Task requirements >> Reproduce the listing word for word. Skip any image.
** Start **
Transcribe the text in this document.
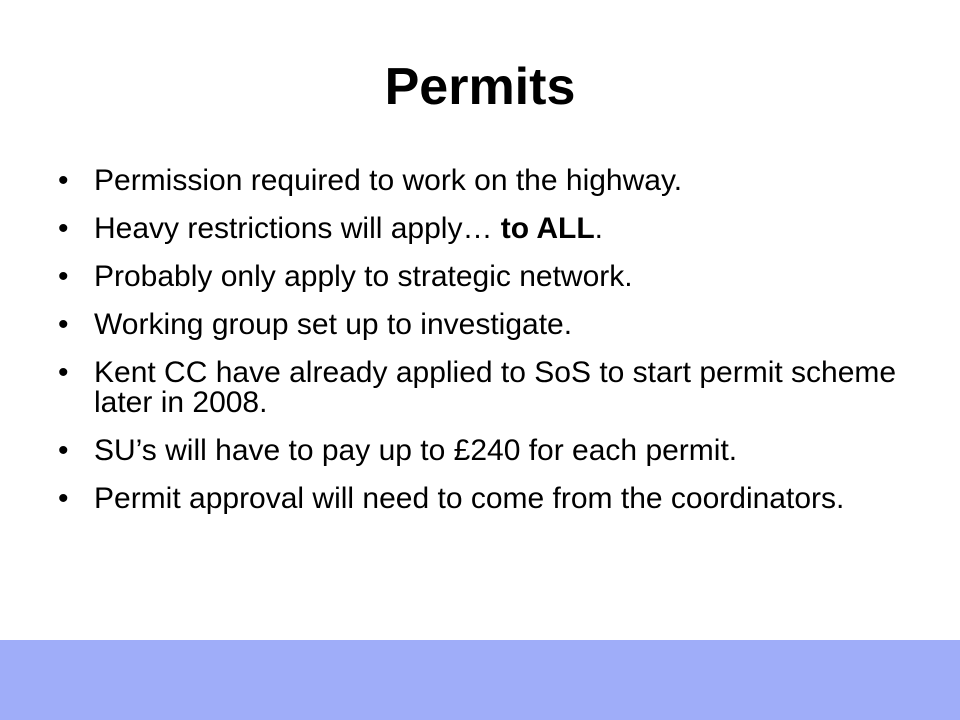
Permits
• Permission required to work on the highway.
• Heavy restrictions will apply… to ALL.
• Probably only apply to strategic network.
• Working group set up to investigate.
• Kent CC have already applied to SoS to start permit scheme later in 2008.
• SU’s will have to pay up to £240 for each permit.
• Permit approval will need to come from the coordinators.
** End **
Solution >>
Transcribe the text in this document.
Permits
• Permission required to work on the highway.
• Heavy restrictions will apply… to ALL.
• Probably only apply to strategic network.
• Working group set up to investigate.
• Kent CC have already applied to SoS to start permit scheme later in 2008.
• SU’s will have to pay up to £240 for each permit.
• Permit approval will need to come from the coordinators.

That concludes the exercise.